What you have to do: Copy every record below, exactly as written.

Raw records
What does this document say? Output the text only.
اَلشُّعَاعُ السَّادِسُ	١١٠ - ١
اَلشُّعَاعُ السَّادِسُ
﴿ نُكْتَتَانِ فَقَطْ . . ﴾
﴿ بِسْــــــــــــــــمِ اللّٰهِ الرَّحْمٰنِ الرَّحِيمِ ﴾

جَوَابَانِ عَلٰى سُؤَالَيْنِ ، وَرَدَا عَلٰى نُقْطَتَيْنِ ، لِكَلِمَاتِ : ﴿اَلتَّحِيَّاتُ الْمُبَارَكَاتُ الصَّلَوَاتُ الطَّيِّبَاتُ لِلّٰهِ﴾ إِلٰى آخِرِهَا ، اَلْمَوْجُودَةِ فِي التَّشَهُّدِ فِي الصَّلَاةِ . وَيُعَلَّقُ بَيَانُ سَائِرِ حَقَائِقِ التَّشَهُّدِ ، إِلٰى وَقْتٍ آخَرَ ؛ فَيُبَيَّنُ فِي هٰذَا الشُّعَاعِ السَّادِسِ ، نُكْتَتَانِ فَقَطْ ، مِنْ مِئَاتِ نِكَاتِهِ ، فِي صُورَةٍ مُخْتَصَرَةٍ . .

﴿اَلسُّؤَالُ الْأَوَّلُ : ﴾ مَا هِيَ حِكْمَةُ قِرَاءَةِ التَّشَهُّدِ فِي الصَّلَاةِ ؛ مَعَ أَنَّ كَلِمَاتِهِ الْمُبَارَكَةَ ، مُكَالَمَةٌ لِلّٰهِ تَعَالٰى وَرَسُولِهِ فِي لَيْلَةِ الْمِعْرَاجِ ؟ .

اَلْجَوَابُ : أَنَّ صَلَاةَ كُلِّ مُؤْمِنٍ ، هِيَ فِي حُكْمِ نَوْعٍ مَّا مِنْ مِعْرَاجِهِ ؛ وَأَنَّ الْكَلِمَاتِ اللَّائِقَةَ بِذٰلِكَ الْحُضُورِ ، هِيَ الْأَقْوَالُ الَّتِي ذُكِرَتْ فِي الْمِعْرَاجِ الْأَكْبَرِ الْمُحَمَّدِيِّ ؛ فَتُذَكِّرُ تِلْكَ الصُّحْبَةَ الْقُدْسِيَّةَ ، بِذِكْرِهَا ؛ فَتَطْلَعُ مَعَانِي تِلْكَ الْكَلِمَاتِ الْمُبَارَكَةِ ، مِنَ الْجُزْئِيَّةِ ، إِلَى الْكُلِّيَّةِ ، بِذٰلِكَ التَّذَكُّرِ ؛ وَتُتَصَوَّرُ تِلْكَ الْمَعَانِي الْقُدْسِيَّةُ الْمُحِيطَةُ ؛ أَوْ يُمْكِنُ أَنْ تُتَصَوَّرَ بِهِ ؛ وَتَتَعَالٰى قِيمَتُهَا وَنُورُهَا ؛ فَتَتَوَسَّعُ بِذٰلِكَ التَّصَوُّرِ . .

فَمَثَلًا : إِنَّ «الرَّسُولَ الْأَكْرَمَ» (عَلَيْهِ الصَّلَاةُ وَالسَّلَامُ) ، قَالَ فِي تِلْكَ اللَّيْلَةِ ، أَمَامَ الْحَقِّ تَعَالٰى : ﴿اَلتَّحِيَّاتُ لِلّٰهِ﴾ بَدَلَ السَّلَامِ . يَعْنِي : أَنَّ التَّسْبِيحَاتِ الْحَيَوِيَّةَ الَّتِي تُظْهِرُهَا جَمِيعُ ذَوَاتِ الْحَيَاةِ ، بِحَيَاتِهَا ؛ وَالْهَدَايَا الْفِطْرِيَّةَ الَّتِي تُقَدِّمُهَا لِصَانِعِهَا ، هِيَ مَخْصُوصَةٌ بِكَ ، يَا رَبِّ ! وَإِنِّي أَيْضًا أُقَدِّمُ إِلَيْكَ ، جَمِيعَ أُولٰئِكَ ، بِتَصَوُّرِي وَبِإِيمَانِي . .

Solution for this problem:
What does this document say? Output the text only.
اَلشُّعَاعُ السَّادِسُ	١١٠ - ١
اَلشُّعَاعُ السَّادِسُ
﴿ نُكْتَتَانِ فَقَطْ . . ﴾
﴿ بِسْــــــــــــــــمِ اللّٰهِ الرَّحْمٰنِ الرَّحِيمِ ﴾

جَوَابَانِ عَلٰى سُؤَالَيْنِ ، وَرَدَا عَلٰى نُقْطَتَيْنِ ، لِكَلِمَاتِ : ﴿اَلتَّحِيَّاتُ الْمُبَارَكَاتُ الصَّلَوَاتُ الطَّيِّبَاتُ لِلّٰهِ﴾ إِلٰى آخِرِهَا ، اَلْمَوْجُودَةِ فِي التَّشَهُّدِ فِي الصَّلَاةِ . وَيُعَلَّقُ بَيَانُ سَائِرِ حَقَائِقِ التَّشَهُّدِ ، إِلٰى وَقْتٍ آخَرَ ؛ فَيُبَيَّنُ فِي هٰذَا الشُّعَاعِ السَّادِسِ ، نُكْتَتَانِ فَقَطْ ، مِنْ مِئَاتِ نِكَاتِهِ ، فِي صُورَةٍ مُخْتَصَرَةٍ . .

﴿اَلسُّؤَالُ الْأَوَّلُ : ﴾ مَا هِيَ حِكْمَةُ قِرَاءَةِ التَّشَهُّدِ فِي الصَّلَاةِ ؛ مَعَ أَنَّ كَلِمَاتِهِ الْمُبَارَكَةَ ، مُكَالَمَةٌ لِلّٰهِ تَعَالٰى وَرَسُولِهِ فِي لَيْلَةِ الْمِعْرَاجِ ؟ .

اَلْجَوَابُ : أَنَّ صَلَاةَ كُلِّ مُؤْمِنٍ ، هِيَ فِي حُكْمِ نَوْعٍ مَّا مِنْ مِعْرَاجِهِ ؛ وَأَنَّ الْكَلِمَاتِ اللَّائِقَةَ بِذٰلِكَ الْحُضُورِ ، هِيَ الْأَقْوَالُ الَّتِي ذُكِرَتْ فِي الْمِعْرَاجِ الْأَكْبَرِ الْمُحَمَّدِيِّ ؛ فَتُذَكِّرُ تِلْكَ الصُّحْبَةَ الْقُدْسِيَّةَ ، بِذِكْرِهَا ؛ فَتَطْلَعُ مَعَانِي تِلْكَ الْكَلِمَاتِ الْمُبَارَكَةِ ، مِنَ الْجُزْئِيَّةِ ، إِلَى الْكُلِّيَّةِ ، بِذٰلِكَ التَّذَكُّرِ ؛ وَتُتَصَوَّرُ تِلْكَ الْمَعَانِي الْقُدْسِيَّةُ الْمُحِيطَةُ ؛ أَوْ يُمْكِنُ أَنْ تُتَصَوَّرَ بِهِ ؛ وَتَتَعَالٰى قِيمَتُهَا وَنُورُهَا ؛ فَتَتَوَسَّعُ بِذٰلِكَ التَّصَوُّرِ . .

فَمَثَلًا : إِنَّ «الرَّسُولَ الْأَكْرَمَ» (عَلَيْهِ الصَّلَاةُ وَالسَّلَامُ) ، قَالَ فِي تِلْكَ اللَّيْلَةِ ، أَمَامَ الْحَقِّ تَعَالٰى : ﴿اَلتَّحِيَّاتُ لِلّٰهِ﴾ بَدَلَ السَّلَامِ . يَعْنِي : أَنَّ التَّسْبِيحَاتِ الْحَيَوِيَّةَ الَّتِي تُظْهِرُهَا جَمِيعُ ذَوَاتِ الْحَيَاةِ ، بِحَيَاتِهَا ؛ وَالْهَدَايَا الْفِطْرِيَّةَ الَّتِي تُقَدِّمُهَا لِصَانِعِهَا ، هِيَ مَخْصُوصَةٌ بِكَ ، يَا رَبِّ ! وَإِنِّي أَيْضًا أُقَدِّمُ إِلَيْكَ ، جَمِيعَ أُولٰئِكَ ، بِتَصَوُّرِي وَبِإِيمَانِي . .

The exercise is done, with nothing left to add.